Your answer should be a single number: the count of lines containing the string "seekers".

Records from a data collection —
--- begin ---

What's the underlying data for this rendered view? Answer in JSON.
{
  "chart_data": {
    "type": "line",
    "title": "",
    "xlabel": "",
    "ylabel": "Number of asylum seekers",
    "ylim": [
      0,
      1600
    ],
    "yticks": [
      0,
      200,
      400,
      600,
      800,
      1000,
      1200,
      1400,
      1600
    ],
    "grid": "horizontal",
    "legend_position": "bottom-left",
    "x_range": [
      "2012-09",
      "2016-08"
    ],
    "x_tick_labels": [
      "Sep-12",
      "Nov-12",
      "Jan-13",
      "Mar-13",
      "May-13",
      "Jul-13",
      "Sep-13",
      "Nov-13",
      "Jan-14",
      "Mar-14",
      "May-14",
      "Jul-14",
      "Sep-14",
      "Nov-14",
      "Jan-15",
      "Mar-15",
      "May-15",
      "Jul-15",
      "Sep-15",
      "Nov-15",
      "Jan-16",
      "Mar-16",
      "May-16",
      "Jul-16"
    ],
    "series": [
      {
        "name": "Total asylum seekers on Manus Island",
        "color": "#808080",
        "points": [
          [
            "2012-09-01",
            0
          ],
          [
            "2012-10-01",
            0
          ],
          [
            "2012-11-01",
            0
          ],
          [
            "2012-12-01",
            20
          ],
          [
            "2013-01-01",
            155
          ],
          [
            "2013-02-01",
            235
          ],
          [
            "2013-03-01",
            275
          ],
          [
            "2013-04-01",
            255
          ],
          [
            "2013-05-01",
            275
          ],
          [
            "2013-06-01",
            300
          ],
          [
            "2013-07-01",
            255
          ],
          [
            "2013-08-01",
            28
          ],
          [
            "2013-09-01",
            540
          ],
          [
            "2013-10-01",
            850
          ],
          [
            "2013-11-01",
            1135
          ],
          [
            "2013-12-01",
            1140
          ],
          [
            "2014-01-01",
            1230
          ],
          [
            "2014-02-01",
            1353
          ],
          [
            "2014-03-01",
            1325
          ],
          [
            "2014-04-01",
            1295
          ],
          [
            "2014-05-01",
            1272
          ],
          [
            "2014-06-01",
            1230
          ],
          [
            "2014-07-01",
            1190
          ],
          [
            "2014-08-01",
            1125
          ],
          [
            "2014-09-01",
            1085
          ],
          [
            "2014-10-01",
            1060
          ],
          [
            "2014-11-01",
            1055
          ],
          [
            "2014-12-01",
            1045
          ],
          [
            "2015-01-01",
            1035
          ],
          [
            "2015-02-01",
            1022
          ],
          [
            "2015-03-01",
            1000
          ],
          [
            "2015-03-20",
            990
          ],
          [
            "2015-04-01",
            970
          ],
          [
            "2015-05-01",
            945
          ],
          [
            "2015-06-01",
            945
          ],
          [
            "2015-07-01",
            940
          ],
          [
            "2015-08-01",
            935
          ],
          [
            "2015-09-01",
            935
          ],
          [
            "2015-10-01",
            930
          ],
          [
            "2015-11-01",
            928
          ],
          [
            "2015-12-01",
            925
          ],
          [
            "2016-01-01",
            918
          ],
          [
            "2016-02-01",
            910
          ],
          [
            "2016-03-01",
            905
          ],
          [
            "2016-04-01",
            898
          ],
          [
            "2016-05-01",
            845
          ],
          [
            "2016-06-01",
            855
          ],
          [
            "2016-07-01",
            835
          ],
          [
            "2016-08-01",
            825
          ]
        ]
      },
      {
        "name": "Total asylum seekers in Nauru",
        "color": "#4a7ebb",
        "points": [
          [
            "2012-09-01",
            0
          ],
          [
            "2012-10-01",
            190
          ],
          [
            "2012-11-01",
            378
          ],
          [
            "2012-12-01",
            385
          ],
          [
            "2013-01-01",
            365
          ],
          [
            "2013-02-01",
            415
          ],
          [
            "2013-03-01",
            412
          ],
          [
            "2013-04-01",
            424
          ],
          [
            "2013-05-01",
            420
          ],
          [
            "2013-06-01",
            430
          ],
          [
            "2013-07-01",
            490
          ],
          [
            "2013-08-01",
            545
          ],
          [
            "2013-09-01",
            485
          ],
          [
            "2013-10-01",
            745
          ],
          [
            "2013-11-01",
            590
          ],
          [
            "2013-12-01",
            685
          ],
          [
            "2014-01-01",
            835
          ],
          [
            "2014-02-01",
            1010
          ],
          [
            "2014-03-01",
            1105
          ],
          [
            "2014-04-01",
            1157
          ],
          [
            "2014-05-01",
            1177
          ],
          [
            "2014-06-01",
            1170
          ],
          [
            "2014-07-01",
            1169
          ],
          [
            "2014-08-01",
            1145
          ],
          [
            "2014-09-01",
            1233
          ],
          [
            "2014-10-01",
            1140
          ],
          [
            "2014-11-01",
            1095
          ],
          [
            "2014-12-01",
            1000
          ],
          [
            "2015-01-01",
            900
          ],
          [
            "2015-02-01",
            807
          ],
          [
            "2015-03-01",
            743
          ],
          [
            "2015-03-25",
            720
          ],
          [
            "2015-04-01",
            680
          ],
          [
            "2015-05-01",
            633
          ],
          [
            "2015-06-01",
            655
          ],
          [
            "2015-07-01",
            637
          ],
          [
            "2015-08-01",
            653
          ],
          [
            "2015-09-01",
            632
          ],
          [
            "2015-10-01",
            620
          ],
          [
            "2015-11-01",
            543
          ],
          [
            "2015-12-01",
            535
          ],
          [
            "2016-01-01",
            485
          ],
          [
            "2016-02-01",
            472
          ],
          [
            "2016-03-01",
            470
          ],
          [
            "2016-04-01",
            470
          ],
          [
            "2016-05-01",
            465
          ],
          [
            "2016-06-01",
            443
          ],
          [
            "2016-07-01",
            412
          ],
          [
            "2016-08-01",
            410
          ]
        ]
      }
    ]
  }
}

--- end ---

Result —
3